■ **Brief 1**
Answer these questions using the passage on E.U. security independence.
(a) For how many years did the British government push back against an increase in the European Defense Agency's budget?
(b) In what year did it veto the creation of an E.U. military headquarters?
(c) What fund has the European Union established?
■ **Brief 2**
Retype the passage on E.U. security independence from "The European Union has" to "billions of euros.", inclusive.
■ **Brief 3**
In one to three sentences, state why the British Tory government pushed back against E.U. institutional changes in security, according to the passage on E.U. security independence.

■ **Selected text**
..........

The E.U.’s security independence will grow

Anticipation of Brexit has already led countries such as France and Germany as well as the European Commission to strengthen E.U. security institutions parallel to NATO. This will possibly weaken the transatlantic bond if it is not coordinated with NATO. The European Union will certainly not replace NATO, but it can provide an alternative to E.U. states that want to become more autonomous or do not want to be dragged into U.S. misadventures like Iraq. For years, the British Tory government pushed back against these kinds of E.U. institutional changes, because it feared their consequences for NATO. For example, the British government pushed back against an increase in the European Defense Agency’s (EDA) budget for six years. In 2011, it vetoed the creation of a E.U. military headquarters. Now, Brexit means that Britain can no longer shape E.U. security policy from within.

The European Union has already increased the EDA’s budget, created an (admittedly small) military headquarters, devised mechanisms to increase investment and cooperation in military capabilities, established a European Defense Fund and increased consultation and review mechanisms, all involving “tens of billions of euros.

..........

(Dataset entries)

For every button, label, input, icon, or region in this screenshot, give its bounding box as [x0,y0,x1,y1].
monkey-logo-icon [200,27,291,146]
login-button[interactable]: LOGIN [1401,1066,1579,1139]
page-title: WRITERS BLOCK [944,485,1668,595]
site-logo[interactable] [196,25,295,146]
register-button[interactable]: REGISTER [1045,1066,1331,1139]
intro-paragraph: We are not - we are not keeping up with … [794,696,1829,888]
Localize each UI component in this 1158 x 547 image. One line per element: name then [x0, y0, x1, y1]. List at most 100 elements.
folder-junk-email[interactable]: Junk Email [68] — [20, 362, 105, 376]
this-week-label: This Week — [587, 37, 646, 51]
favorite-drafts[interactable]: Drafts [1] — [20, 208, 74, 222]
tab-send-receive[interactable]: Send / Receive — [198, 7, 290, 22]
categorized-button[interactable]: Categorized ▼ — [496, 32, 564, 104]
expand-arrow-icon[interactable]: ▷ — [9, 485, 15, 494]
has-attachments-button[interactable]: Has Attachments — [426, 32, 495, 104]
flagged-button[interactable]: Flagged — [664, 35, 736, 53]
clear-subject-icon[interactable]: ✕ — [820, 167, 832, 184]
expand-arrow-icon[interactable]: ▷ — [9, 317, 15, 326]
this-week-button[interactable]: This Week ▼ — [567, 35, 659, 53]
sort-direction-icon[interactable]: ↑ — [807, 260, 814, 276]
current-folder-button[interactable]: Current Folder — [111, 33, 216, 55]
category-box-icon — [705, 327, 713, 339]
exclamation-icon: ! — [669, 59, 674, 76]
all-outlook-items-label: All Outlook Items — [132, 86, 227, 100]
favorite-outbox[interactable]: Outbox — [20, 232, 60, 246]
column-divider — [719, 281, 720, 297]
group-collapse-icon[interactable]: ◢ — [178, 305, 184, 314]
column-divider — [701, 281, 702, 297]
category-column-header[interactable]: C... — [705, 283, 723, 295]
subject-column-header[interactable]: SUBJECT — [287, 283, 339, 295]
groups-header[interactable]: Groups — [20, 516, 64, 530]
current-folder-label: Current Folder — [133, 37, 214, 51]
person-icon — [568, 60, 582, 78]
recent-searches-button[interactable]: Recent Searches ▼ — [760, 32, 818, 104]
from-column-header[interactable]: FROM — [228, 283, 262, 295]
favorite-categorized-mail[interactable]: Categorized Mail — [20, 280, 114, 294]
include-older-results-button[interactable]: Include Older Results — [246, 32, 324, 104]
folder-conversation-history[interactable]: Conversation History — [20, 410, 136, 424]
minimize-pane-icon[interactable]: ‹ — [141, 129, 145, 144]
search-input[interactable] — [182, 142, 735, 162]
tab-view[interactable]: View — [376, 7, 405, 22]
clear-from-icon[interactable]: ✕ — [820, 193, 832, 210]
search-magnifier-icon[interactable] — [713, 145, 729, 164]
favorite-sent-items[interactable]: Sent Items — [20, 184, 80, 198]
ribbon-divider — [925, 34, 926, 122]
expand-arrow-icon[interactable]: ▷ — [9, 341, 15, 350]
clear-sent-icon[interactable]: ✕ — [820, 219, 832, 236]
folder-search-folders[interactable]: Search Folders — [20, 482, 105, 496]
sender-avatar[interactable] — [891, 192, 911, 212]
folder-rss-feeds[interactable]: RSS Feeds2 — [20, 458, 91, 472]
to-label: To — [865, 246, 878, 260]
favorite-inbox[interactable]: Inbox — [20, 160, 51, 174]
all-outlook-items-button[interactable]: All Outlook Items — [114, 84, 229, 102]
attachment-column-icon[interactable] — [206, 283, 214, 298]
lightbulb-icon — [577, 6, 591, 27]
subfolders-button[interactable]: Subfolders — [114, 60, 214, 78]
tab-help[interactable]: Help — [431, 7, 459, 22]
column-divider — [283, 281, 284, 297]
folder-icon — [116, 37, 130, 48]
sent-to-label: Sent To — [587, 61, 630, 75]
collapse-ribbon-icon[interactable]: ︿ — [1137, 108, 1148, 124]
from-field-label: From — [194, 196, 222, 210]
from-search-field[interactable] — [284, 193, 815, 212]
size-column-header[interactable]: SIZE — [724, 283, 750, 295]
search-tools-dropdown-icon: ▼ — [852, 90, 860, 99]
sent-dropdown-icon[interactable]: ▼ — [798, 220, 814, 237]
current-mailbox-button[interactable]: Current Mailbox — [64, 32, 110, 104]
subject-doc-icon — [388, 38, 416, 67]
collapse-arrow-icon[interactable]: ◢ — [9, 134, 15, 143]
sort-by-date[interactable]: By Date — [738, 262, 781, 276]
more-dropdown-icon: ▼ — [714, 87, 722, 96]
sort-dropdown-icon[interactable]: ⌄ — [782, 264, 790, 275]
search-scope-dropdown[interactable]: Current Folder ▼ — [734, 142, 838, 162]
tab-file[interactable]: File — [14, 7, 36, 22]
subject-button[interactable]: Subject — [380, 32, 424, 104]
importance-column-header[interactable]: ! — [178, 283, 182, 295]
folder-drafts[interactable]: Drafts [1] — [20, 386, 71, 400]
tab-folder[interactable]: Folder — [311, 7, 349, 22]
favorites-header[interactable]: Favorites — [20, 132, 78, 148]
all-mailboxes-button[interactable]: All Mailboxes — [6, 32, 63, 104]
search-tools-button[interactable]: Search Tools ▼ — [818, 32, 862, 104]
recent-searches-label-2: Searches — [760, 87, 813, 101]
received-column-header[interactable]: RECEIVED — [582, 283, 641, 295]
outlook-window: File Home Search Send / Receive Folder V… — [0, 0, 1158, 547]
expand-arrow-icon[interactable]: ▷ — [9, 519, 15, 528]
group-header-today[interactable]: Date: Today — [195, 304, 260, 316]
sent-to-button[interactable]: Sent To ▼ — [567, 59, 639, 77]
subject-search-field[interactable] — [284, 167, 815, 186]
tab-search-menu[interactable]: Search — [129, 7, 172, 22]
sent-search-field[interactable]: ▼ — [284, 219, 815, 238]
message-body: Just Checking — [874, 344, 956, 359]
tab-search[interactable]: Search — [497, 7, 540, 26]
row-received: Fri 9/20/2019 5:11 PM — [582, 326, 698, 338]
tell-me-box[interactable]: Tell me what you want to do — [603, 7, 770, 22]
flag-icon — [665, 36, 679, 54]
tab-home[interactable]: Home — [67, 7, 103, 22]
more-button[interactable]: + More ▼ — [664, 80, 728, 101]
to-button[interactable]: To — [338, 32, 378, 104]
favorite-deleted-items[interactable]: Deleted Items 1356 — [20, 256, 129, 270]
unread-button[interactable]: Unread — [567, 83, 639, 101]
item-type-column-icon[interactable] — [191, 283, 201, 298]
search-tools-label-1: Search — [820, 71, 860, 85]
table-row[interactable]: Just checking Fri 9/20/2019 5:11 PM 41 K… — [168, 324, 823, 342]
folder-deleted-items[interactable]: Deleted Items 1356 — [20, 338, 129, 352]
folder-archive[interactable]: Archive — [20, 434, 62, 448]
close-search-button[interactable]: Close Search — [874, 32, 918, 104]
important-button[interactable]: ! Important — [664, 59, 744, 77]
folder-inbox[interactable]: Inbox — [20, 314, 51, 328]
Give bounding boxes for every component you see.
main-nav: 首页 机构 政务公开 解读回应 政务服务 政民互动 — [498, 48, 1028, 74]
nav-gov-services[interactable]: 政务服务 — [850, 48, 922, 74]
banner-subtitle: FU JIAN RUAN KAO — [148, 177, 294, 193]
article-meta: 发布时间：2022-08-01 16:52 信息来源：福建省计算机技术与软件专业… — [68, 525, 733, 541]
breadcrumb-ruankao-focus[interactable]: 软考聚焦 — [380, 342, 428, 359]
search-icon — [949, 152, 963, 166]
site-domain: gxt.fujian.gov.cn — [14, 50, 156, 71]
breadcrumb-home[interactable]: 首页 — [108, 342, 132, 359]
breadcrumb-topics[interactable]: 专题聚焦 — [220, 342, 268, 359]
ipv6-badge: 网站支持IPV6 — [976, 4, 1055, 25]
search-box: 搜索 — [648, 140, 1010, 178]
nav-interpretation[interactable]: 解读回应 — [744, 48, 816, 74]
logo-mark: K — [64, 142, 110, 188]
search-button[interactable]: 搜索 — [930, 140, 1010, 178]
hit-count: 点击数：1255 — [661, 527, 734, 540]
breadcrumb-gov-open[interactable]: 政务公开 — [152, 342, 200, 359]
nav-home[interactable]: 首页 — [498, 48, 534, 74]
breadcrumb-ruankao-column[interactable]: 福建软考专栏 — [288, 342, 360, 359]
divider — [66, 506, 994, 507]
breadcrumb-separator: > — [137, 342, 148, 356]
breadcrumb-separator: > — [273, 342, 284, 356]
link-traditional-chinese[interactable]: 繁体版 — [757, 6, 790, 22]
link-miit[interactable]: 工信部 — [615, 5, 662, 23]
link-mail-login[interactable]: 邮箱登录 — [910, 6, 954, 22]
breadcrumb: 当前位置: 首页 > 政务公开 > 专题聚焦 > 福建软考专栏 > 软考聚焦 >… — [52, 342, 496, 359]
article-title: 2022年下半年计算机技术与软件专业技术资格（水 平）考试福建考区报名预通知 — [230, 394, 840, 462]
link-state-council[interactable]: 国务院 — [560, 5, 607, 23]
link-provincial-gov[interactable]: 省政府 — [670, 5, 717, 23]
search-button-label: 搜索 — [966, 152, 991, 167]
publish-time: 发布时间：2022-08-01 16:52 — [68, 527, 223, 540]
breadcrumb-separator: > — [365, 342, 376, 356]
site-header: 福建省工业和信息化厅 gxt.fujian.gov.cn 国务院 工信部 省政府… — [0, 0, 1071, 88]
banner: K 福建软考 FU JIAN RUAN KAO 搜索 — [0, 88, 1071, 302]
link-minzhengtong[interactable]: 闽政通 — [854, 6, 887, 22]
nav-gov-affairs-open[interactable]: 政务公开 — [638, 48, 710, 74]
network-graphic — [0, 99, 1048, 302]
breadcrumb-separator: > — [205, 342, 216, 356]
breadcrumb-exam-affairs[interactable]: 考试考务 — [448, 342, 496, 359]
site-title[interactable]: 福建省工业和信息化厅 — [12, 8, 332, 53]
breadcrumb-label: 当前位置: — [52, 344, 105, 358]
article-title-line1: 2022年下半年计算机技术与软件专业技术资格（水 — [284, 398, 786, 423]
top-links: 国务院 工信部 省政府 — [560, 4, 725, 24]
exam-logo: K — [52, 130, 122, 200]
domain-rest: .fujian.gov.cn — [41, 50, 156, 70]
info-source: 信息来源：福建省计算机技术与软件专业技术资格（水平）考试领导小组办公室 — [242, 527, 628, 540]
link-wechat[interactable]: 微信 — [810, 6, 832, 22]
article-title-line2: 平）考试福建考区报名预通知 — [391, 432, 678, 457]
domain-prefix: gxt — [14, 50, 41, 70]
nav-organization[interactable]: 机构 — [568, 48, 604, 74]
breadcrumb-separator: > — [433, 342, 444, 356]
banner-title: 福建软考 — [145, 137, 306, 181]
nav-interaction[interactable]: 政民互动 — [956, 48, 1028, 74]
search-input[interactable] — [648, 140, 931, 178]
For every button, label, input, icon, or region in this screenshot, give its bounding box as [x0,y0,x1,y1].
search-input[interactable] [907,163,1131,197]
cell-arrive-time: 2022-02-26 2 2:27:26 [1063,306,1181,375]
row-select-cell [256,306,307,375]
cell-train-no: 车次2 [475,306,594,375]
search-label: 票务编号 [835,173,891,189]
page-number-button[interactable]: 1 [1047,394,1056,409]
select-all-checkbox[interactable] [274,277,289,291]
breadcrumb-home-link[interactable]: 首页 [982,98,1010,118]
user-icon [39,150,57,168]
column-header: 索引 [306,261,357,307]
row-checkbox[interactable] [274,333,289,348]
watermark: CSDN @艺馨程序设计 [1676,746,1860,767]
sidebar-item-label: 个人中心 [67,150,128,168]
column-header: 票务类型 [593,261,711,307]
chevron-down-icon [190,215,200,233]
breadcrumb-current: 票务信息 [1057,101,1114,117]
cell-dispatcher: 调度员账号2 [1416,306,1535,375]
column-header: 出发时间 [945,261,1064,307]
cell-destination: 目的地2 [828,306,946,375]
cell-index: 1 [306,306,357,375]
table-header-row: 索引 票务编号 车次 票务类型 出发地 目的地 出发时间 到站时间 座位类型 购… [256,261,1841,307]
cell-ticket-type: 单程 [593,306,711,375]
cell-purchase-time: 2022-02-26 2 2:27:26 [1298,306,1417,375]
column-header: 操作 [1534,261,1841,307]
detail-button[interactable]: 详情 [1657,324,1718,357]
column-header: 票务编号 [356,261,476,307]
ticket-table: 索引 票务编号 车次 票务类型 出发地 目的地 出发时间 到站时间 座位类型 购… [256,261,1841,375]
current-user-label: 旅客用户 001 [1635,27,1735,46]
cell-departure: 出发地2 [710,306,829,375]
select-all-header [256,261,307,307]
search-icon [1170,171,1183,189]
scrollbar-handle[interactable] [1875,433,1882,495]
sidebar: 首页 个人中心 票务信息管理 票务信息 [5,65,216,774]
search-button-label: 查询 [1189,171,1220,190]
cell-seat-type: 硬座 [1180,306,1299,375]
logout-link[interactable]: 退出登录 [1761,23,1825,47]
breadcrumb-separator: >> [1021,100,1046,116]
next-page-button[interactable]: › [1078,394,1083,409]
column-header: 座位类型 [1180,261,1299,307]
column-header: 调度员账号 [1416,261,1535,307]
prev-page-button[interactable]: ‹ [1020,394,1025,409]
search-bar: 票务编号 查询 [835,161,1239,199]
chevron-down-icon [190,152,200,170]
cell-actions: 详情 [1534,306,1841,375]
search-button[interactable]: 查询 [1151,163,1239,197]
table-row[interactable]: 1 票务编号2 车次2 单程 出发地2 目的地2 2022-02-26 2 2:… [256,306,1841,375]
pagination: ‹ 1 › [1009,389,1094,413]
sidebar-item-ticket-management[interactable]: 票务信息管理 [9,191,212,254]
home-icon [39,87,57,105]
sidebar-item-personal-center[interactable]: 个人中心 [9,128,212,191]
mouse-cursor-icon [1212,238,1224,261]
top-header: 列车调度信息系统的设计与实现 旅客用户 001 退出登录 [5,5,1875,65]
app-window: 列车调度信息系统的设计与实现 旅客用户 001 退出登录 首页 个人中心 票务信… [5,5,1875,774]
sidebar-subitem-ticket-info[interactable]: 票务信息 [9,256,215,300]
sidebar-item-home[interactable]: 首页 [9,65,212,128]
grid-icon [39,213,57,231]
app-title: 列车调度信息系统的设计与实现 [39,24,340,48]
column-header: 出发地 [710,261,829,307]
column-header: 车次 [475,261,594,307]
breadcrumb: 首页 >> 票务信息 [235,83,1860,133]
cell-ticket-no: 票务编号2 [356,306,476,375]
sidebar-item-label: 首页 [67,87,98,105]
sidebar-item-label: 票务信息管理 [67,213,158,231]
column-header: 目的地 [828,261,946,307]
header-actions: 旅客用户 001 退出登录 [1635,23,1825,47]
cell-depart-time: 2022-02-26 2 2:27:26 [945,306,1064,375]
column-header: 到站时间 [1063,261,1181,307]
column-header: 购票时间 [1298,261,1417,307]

..........

■ **Exercise solution 1**
(a) Six years.
(b) 2011.
(c) The European Defense Fund.

■ **Exercise solution 2**
The European Union has already increased the EDA’s budget, created an (admittedly small) military headquarters, devised mechanisms to increase investment and cooperation in military capabilities, established a European Defense Fund and increased consultation and review mechanisms, all involving “tens of billions of euros.

■ **Exercise solution 3**
The British Tory government pushed back against these changes because it feared their consequences for NATO.